- _Work instructions_:
Count the lines that include the string "JSON", and give only that number.

- _Information given_:
☆ ☆ ☆ ☆ ☆
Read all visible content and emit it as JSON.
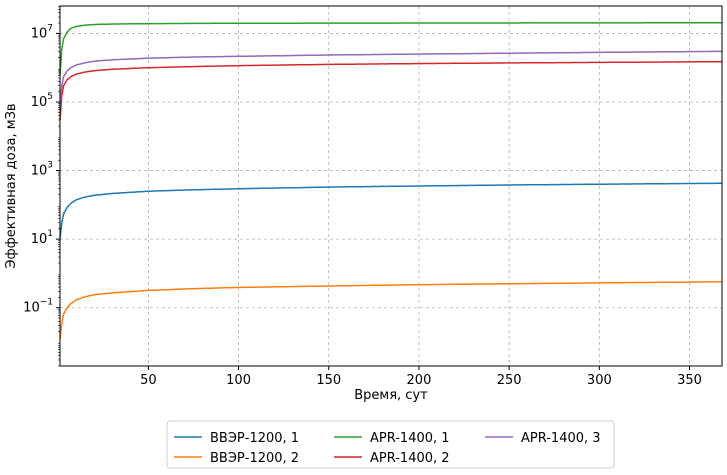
{
  "chart_data": {
    "type": "line",
    "xlabel": "Время, сут",
    "ylabel": "Эффективная доза, мЗв",
    "xlim": [
      1,
      368
    ],
    "ylim_log10": [
      -2.7,
      7.8
    ],
    "yscale": "log",
    "grid": true,
    "legend_position": "bottom-outside",
    "x_ticks": [
      50,
      100,
      150,
      200,
      250,
      300,
      350
    ],
    "x_tick_labels": [
      "50",
      "100",
      "150",
      "200",
      "250",
      "300",
      "350"
    ],
    "y_ticks_log10": [
      -1,
      1,
      3,
      5,
      7
    ],
    "y_tick_labels": [
      {
        "base": "10",
        "exp": "−1"
      },
      {
        "base": "10",
        "exp": "1"
      },
      {
        "base": "10",
        "exp": "3"
      },
      {
        "base": "10",
        "exp": "5"
      },
      {
        "base": "10",
        "exp": "7"
      }
    ],
    "x": [
      1,
      2,
      3,
      5,
      7,
      10,
      15,
      20,
      30,
      50,
      75,
      100,
      150,
      200,
      250,
      300,
      350,
      368
    ],
    "series": [
      {
        "name": "ВВЭР-1200, 1",
        "color": "#1f77b4",
        "values": [
          10,
          30,
          55,
          85,
          110,
          140,
          170,
          190,
          215,
          250,
          275,
          295,
          330,
          355,
          380,
          400,
          420,
          425
        ]
      },
      {
        "name": "ВВЭР-1200, 2",
        "color": "#ff7f0e",
        "values": [
          0.012,
          0.035,
          0.065,
          0.1,
          0.13,
          0.17,
          0.21,
          0.24,
          0.27,
          0.32,
          0.36,
          0.39,
          0.43,
          0.47,
          0.5,
          0.53,
          0.56,
          0.57
        ]
      },
      {
        "name": "APR-1400, 1",
        "color": "#2ca02c",
        "values": [
          600000,
          3500000,
          7000000,
          11000000,
          14000000,
          16000000,
          17500000,
          18200000,
          18800000,
          19300000,
          19600000,
          19800000,
          20000000,
          20100000,
          20200000,
          20300000,
          20400000,
          20400000
        ]
      },
      {
        "name": "APR-1400, 2",
        "color": "#d62728",
        "values": [
          30000,
          150000,
          300000,
          450000,
          550000,
          650000,
          750000,
          820000,
          900000,
          1000000,
          1080000,
          1150000,
          1250000,
          1320000,
          1380000,
          1430000,
          1480000,
          1500000
        ]
      },
      {
        "name": "APR-1400, 3",
        "color": "#9467bd",
        "values": [
          60000,
          300000,
          550000,
          800000,
          1000000,
          1200000,
          1400000,
          1550000,
          1700000,
          1900000,
          2050000,
          2150000,
          2350000,
          2500000,
          2650000,
          2800000,
          2950000,
          3000000
        ]
      }
    ]
  }
}
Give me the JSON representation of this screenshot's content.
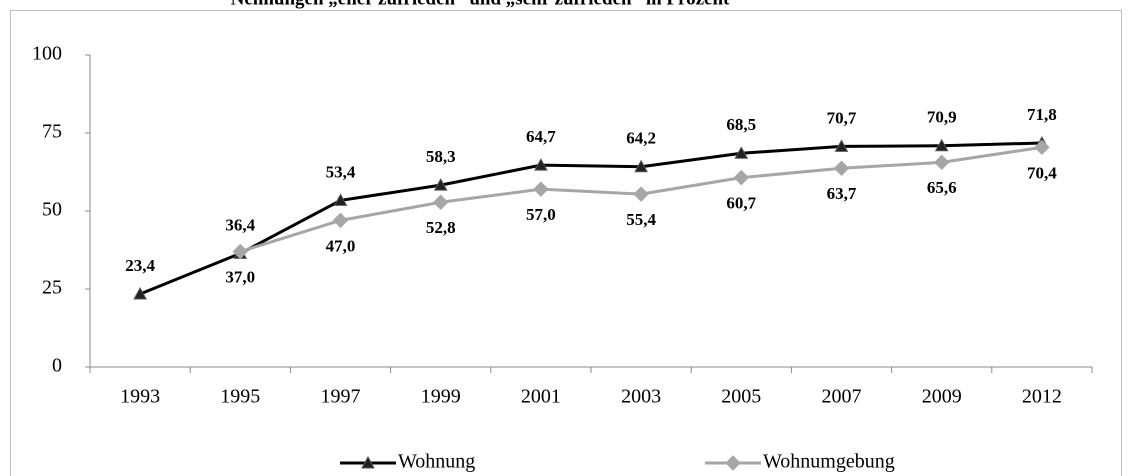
{
  "chart_data": {
    "type": "line",
    "title": "Nennungen „eher zufrieden“ und „sehr zufrieden“ in Prozent",
    "categories": [
      "1993",
      "1995",
      "1997",
      "1999",
      "2001",
      "2003",
      "2005",
      "2007",
      "2009",
      "2012"
    ],
    "series": [
      {
        "name": "Wohnung",
        "color": "#000000",
        "marker": "triangle",
        "values": [
          23.4,
          36.4,
          53.4,
          58.3,
          64.7,
          64.2,
          68.5,
          70.7,
          70.9,
          71.8
        ],
        "value_labels": [
          "23,4",
          "36,4",
          "53,4",
          "58,3",
          "64,7",
          "64,2",
          "68,5",
          "70,7",
          "70,9",
          "71,8"
        ]
      },
      {
        "name": "Wohnumgebung",
        "color": "#a6a6a6",
        "marker": "diamond",
        "values": [
          null,
          37.0,
          47.0,
          52.8,
          57.0,
          55.4,
          60.7,
          63.7,
          65.6,
          70.4
        ],
        "value_labels": [
          null,
          "37,0",
          "47,0",
          "52,8",
          "57,0",
          "55,4",
          "60,7",
          "63,7",
          "65,6",
          "70,4"
        ]
      }
    ],
    "ylim": [
      0,
      100
    ],
    "yticks": [
      0,
      25,
      50,
      75,
      100
    ],
    "grid": false,
    "legend": "bottom"
  }
}
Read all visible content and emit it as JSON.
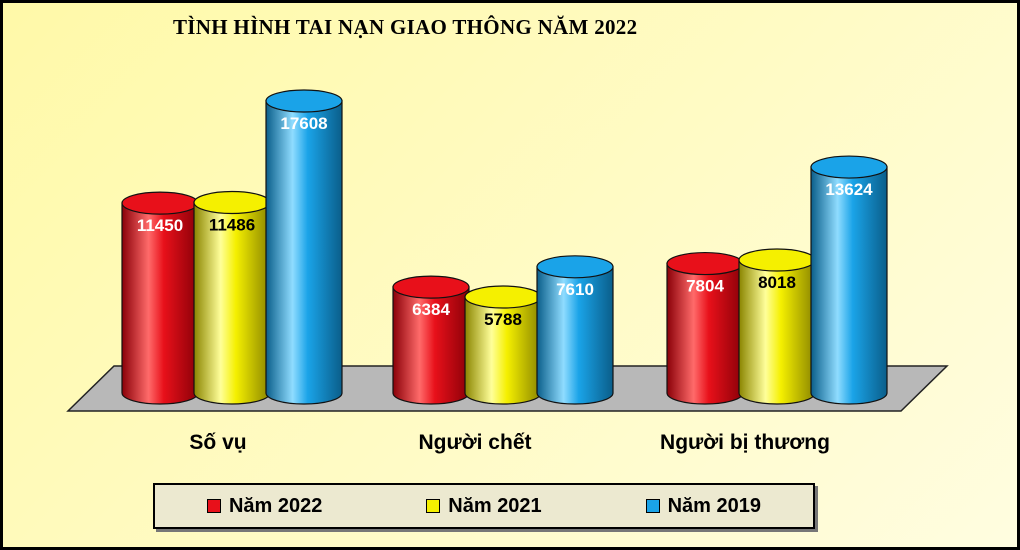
{
  "chart_data": {
    "type": "bar",
    "title": "TÌNH HÌNH TAI NẠN GIAO THÔNG NĂM 2022",
    "categories": [
      "Số vụ",
      "Người chết",
      "Người bị thương"
    ],
    "series": [
      {
        "name": "Năm 2022",
        "color": "#e8101a",
        "values": [
          11450,
          6384,
          7804
        ]
      },
      {
        "name": "Năm 2021",
        "color": "#f5f000",
        "values": [
          11486,
          5788,
          8018
        ]
      },
      {
        "name": "Năm 2019",
        "color": "#1aa3e8",
        "values": [
          17608,
          7610,
          13624
        ]
      }
    ],
    "ylim": [
      0,
      20000
    ],
    "legend": "bottom",
    "grid": false
  }
}
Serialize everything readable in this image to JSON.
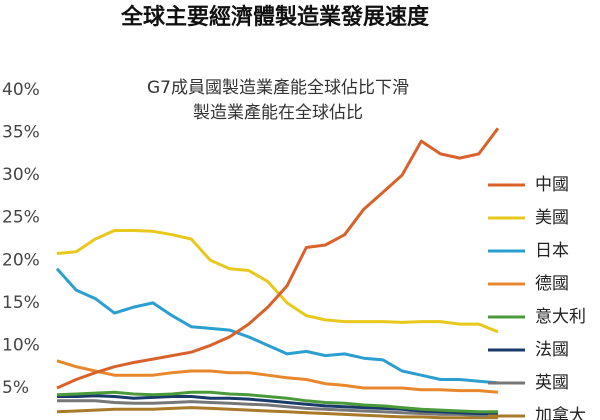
{
  "chart_data": {
    "type": "line",
    "title": "全球主要經濟體製造業發展速度",
    "annotations": [
      "G7成員國製造業產能全球佔比下滑",
      "製造業產能在全球佔比"
    ],
    "categories": [
      null,
      null,
      null,
      null,
      null,
      null,
      null,
      null,
      null,
      null,
      null,
      null,
      null,
      null,
      null,
      null,
      null,
      null,
      null,
      null,
      null,
      null,
      null,
      null
    ],
    "ylim": [
      1.2,
      40
    ],
    "yticks": [
      {
        "value": 5,
        "label": "5%"
      },
      {
        "value": 10,
        "label": "10%"
      },
      {
        "value": 15,
        "label": "15%"
      },
      {
        "value": 20,
        "label": "20%"
      },
      {
        "value": 25,
        "label": "25%"
      },
      {
        "value": 30,
        "label": "30%"
      },
      {
        "value": 35,
        "label": "35%"
      },
      {
        "value": 40,
        "label": "40%"
      }
    ],
    "grid": false,
    "legend": "right",
    "series": [
      {
        "name": "中國",
        "color": "#d9622b",
        "values": [
          5,
          6,
          6.8,
          7.5,
          8,
          8.4,
          8.8,
          9.2,
          10,
          11,
          12.5,
          14.5,
          17,
          21.5,
          21.8,
          23,
          26,
          28,
          30,
          34,
          32.5,
          32,
          32.5,
          35.5
        ]
      },
      {
        "name": "美國",
        "color": "#e8c81a",
        "values": [
          20.8,
          21,
          22.5,
          23.5,
          23.5,
          23.4,
          23,
          22.5,
          20,
          19,
          18.8,
          17.5,
          15,
          13.5,
          13,
          12.8,
          12.8,
          12.8,
          12.7,
          12.8,
          12.8,
          12.5,
          12.5,
          11.6
        ]
      },
      {
        "name": "日本",
        "color": "#2a9fd0",
        "values": [
          19,
          16.5,
          15.5,
          13.8,
          14.5,
          15,
          13.5,
          12.2,
          12,
          11.8,
          11,
          10,
          9,
          9.3,
          8.8,
          9,
          8.5,
          8.3,
          7,
          6.5,
          6,
          6,
          5.8,
          5.6
        ]
      },
      {
        "name": "德國",
        "color": "#e8872c",
        "values": [
          8.2,
          7.5,
          7,
          6.5,
          6.5,
          6.5,
          6.8,
          7,
          7,
          6.8,
          6.8,
          6.5,
          6.2,
          6,
          5.5,
          5.3,
          5,
          5,
          5,
          4.8,
          4.8,
          4.7,
          4.7,
          4.5
        ]
      },
      {
        "name": "意大利",
        "color": "#4a9a3a",
        "values": [
          4.2,
          4.3,
          4.4,
          4.5,
          4.3,
          4.2,
          4.3,
          4.5,
          4.5,
          4.3,
          4.2,
          4,
          3.8,
          3.5,
          3.3,
          3.2,
          3,
          2.9,
          2.7,
          2.5,
          2.4,
          2.3,
          2.2,
          2.2
        ]
      },
      {
        "name": "法國",
        "color": "#1a3a6a",
        "values": [
          4,
          4,
          4.1,
          4,
          3.8,
          3.9,
          4,
          4,
          3.8,
          3.8,
          3.7,
          3.5,
          3.3,
          3.1,
          2.9,
          2.8,
          2.7,
          2.6,
          2.5,
          2.3,
          2.2,
          2.1,
          2,
          2
        ]
      },
      {
        "name": "英國",
        "color": "#777777",
        "values": [
          3.5,
          3.5,
          3.5,
          3.3,
          3.2,
          3.2,
          3.3,
          3.4,
          3.3,
          3.2,
          3.1,
          3,
          2.8,
          2.6,
          2.5,
          2.4,
          2.3,
          2.2,
          2.1,
          2,
          1.9,
          1.9,
          1.8,
          1.8
        ]
      },
      {
        "name": "加拿大",
        "color": "#a87a2a",
        "values": [
          2.2,
          2.3,
          2.4,
          2.5,
          2.5,
          2.5,
          2.6,
          2.7,
          2.6,
          2.5,
          2.4,
          2.3,
          2.2,
          2.1,
          2,
          1.9,
          1.8,
          1.7,
          1.6,
          1.6,
          1.5,
          1.5,
          1.5,
          1.5
        ]
      }
    ]
  }
}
☆ ☆ ☆ ☆ ☆
- _In response_:
4